»»

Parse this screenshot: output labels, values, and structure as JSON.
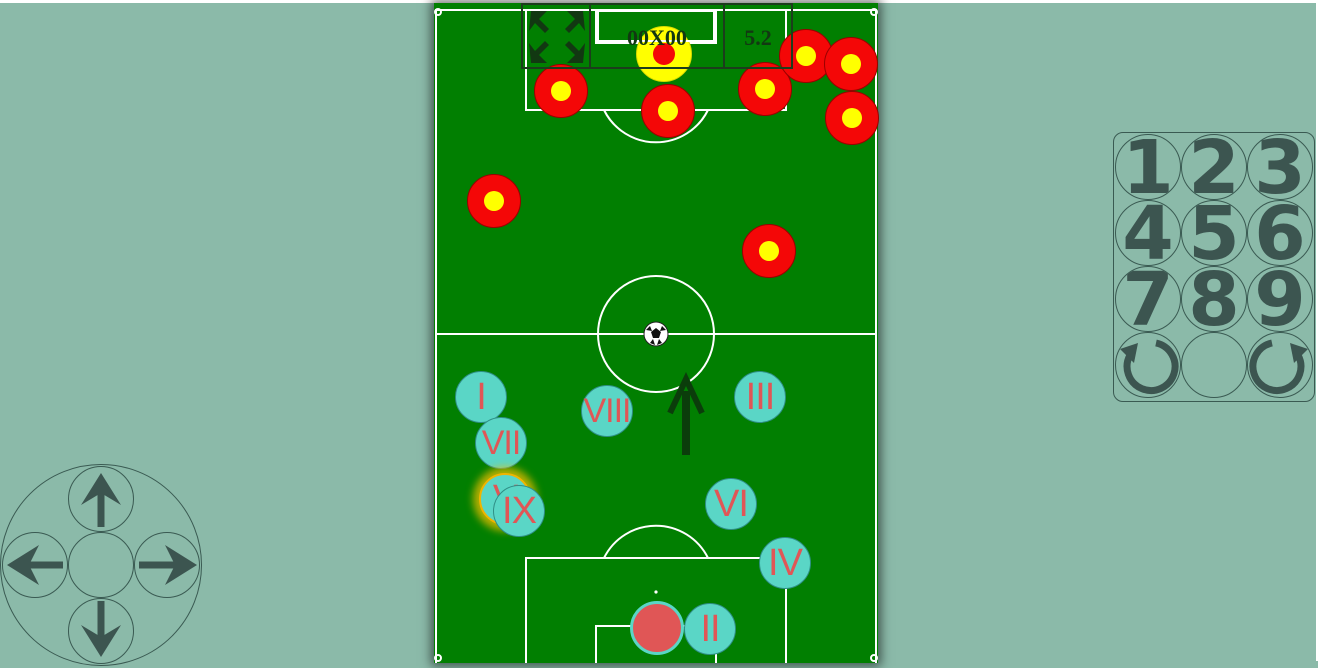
{
  "scoreboard": {
    "score": "00X00",
    "time": "5.2"
  },
  "opponents": [
    {
      "id": "opp-1"
    },
    {
      "id": "opp-2"
    },
    {
      "id": "opp-3"
    },
    {
      "id": "opp-4"
    },
    {
      "id": "opp-5"
    },
    {
      "id": "opp-6"
    },
    {
      "id": "opp-7"
    },
    {
      "id": "opp-8"
    },
    {
      "id": "opp-9"
    },
    {
      "id": "opp-10"
    }
  ],
  "teammates": [
    "I",
    "II",
    "III",
    "IV",
    "V",
    "VI",
    "VII",
    "VIII",
    "IX"
  ],
  "keypad": {
    "keys": [
      "1",
      "2",
      "3",
      "4",
      "5",
      "6",
      "7",
      "8",
      "9"
    ],
    "rotate_left": "rotate-ccw-icon",
    "rotate_right": "rotate-cw-icon"
  },
  "dpad": {
    "up": "arrow-up-icon",
    "down": "arrow-down-icon",
    "left": "arrow-left-icon",
    "right": "arrow-right-icon"
  },
  "colors": {
    "background": "#8bbaa9",
    "pitch": "#017f01",
    "opponent": "#f40707",
    "opponent_dot": "#ffff00",
    "teammate": "#5ad6c6",
    "teammate_text": "#e05656",
    "goalkeeper": "#e05656",
    "control": "#3c5550"
  }
}
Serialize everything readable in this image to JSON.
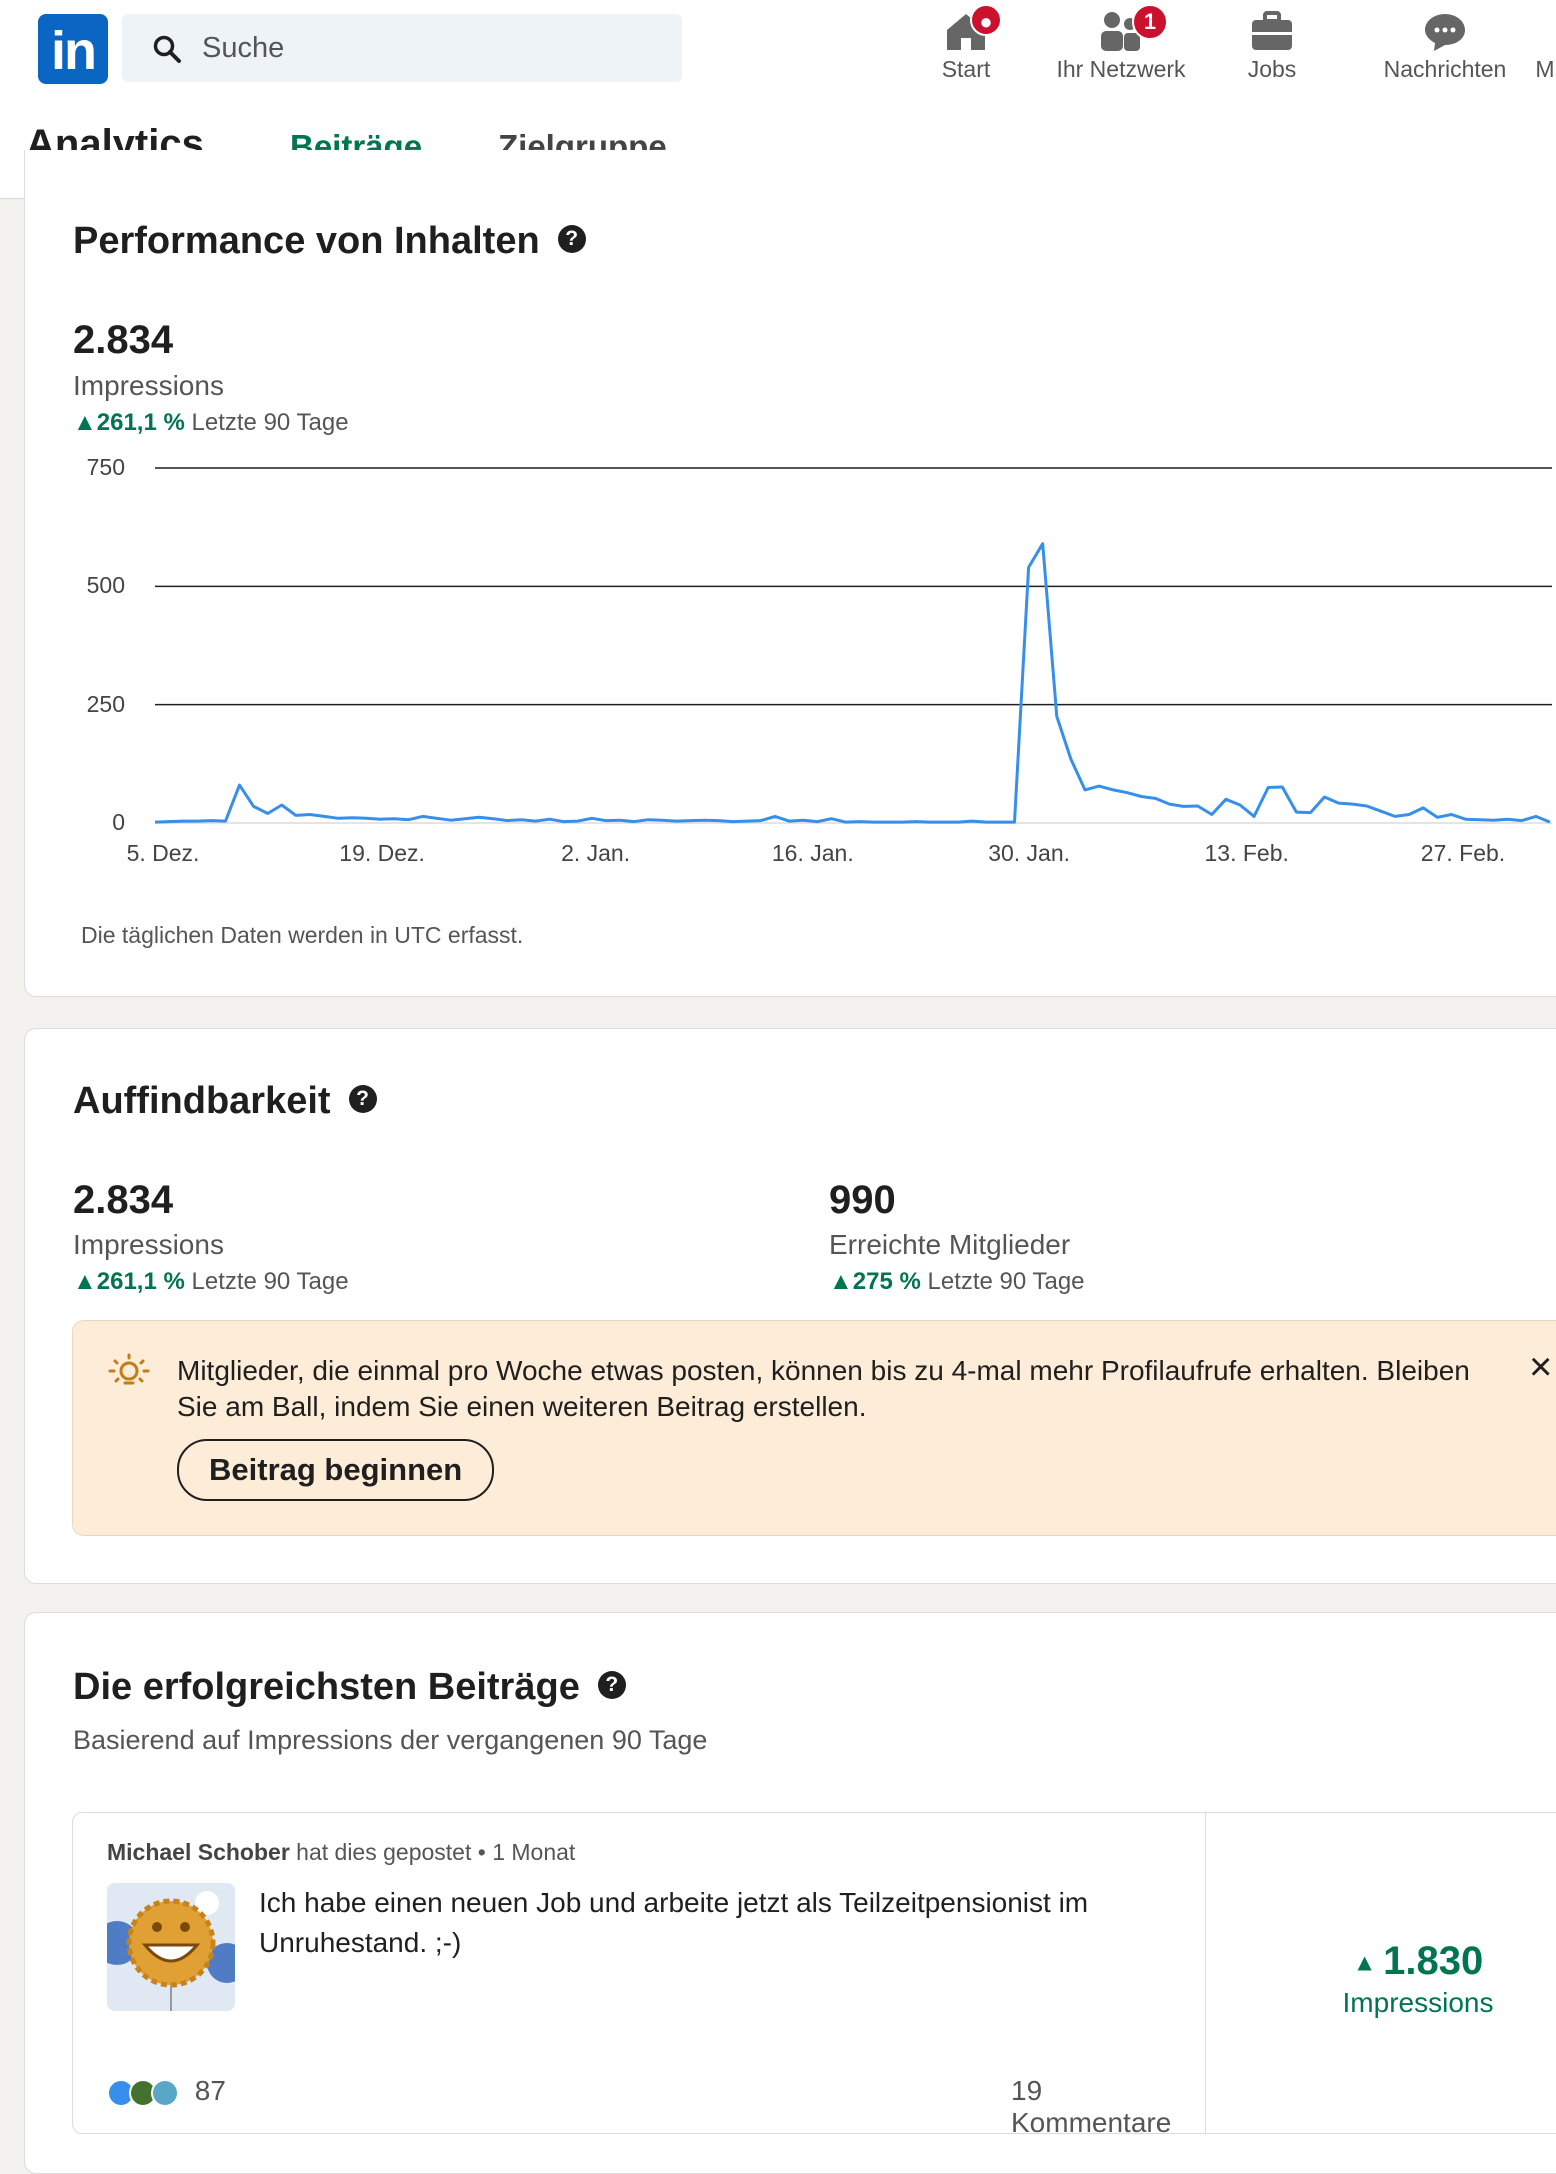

««

**Task instructions**
Copy out all of the material exactly as written, without its pictures.

**Task result**
Parse this screenshot: output labels, values, and structure as JSON.
{
  "scoreboard": {
    "score": "00X00",
    "time": "5.2"
  },
  "opponents": [
    {
      "id": "opp-1"
    },
    {
      "id": "opp-2"
    },
    {
      "id": "opp-3"
    },
    {
      "id": "opp-4"
    },
    {
      "id": "opp-5"
    },
    {
      "id": "opp-6"
    },
    {
      "id": "opp-7"
    },
    {
      "id": "opp-8"
    },
    {
      "id": "opp-9"
    },
    {
      "id": "opp-10"
    }
  ],
  "teammates": [
    "I",
    "II",
    "III",
    "IV",
    "V",
    "VI",
    "VII",
    "VIII",
    "IX"
  ],
  "keypad": {
    "keys": [
      "1",
      "2",
      "3",
      "4",
      "5",
      "6",
      "7",
      "8",
      "9"
    ],
    "rotate_left": "rotate-ccw-icon",
    "rotate_right": "rotate-cw-icon"
  },
  "dpad": {
    "up": "arrow-up-icon",
    "down": "arrow-down-icon",
    "left": "arrow-left-icon",
    "right": "arrow-right-icon"
  },
  "colors": {
    "background": "#8bbaa9",
    "pitch": "#017f01",
    "opponent": "#f40707",
    "opponent_dot": "#ffff00",
    "teammate": "#5ad6c6",
    "teammate_text": "#e05656",
    "goalkeeper": "#e05656",
    "control": "#3c5550"
  }
}
Serialize everything readable in this image to JSON.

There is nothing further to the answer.